Adam Konar (born October 10, 1993) is a Canadian football linebacker for the Edmonton Elks of the Canadian Football League (CFL). He was originally drafted 25th overall in the 2015 CFL Draft by the Edmonton Eskimos and played for four seasons with the team. He played CIS football for the Calgary Dinos.

Early career 
Konar played high school football for the Fighting Irish of Vancouver College as a running back and linebacker. In 2009, Konar suffered a broken fibula and missed post-season games. He was named MVP of the 2010 Subway Bowl with three touchdowns on offence and two interceptions on defence.

In 2011, Konar played college football as a linebacker for the University of British Columbia (UBC) Thunderbirds. He earned the program's rookie of the year award. Due to poor grades, Konar was forced to leave UBC before the 2012 season and take classes at Capilano University. Instead of playing college football in 2012, he joined the Langley Rams of the Canadian Junior Football League. Konar recorded 16 solo tackles, five sacks, three interceptions, and four fumble recoveries in his one season with the Rams, earning himself the B.C. Football Conference's Outstanding Defensive Player award.

Dataset excerpts:

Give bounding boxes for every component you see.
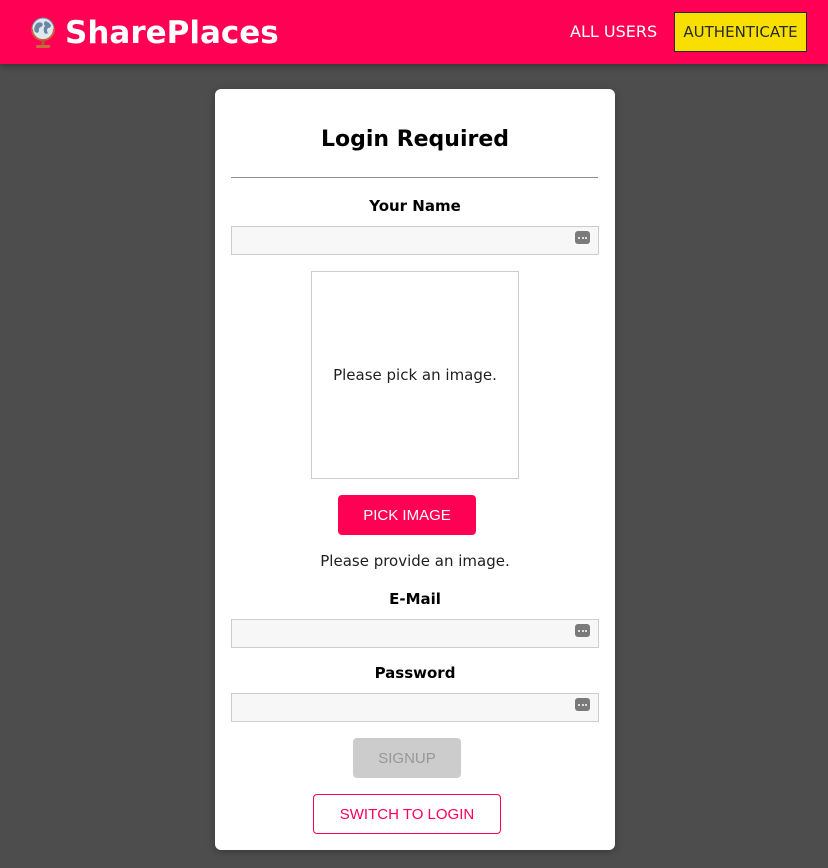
image-preview-text: Please pick an image.: [333, 366, 497, 384]
name-input[interactable]: [231, 226, 599, 255]
globe-icon: [31, 17, 55, 48]
name-label: Your Name: [369, 197, 461, 215]
pick-image-button[interactable]: PICK IMAGE: [338, 495, 476, 535]
nav-all-users[interactable]: ALL USERS: [564, 18, 663, 46]
password-manager-dots-icon[interactable]: [575, 231, 590, 244]
password-input[interactable]: [231, 693, 599, 722]
switch-to-login-button[interactable]: SWITCH TO LOGIN: [313, 794, 501, 834]
main-header: SharePlaces ALL USERS AUTHENTICATE: [0, 0, 828, 64]
image-preview: Please pick an image.: [311, 271, 519, 479]
password-manager-dots-icon[interactable]: [575, 698, 590, 711]
brand-link[interactable]: SharePlaces: [28, 12, 279, 54]
title-divider: [231, 177, 598, 178]
email-input[interactable]: [231, 619, 599, 648]
card-title: Login Required: [320, 127, 510, 152]
nav-authenticate[interactable]: AUTHENTICATE: [674, 12, 807, 52]
password-label: Password: [374, 664, 456, 682]
password-manager-dots-icon[interactable]: [575, 624, 590, 637]
signup-button: SIGNUP: [353, 738, 461, 778]
image-error-text: Please provide an image.: [320, 552, 510, 570]
email-label: E-Mail: [389, 590, 441, 608]
app-title: SharePlaces: [65, 15, 279, 51]
auth-card: Login Required Your Name Please pick an …: [215, 89, 615, 850]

Task requirements:
a. In the Adam Konar biography, condense the paragraph that begins "In 2011, Konar played college football" into a bulleted list that keeps its main facts.
b. Transcribe everything in the Adam Konar biography from "Adam Konar (born" down to "the Calgary Dinos.".

Answer list:
a.
- 2011: played linebacker for the UBC Thunderbirds and earned the program's rookie of the year award.
- Poor grades forced him to leave UBC before the 2012 season and take classes at Capilano University.
- 2012: joined the Langley Rams of the Canadian Junior Football League instead of playing college football.
- In his one season with the Rams, he recorded 16 solo tackles, five sacks, three interceptions and four fumble recoveries.
- He won the B.C. Football Conference's Outstanding Defensive Player award.

b.
Adam Konar (born October 10, 1993) is a Canadian football linebacker for the Edmonton Elks of the Canadian Football League (CFL). He was originally drafted 25th overall in the 2015 CFL Draft by the Edmonton Eskimos and played for four seasons with the team. He played CIS football for the Calgary Dinos.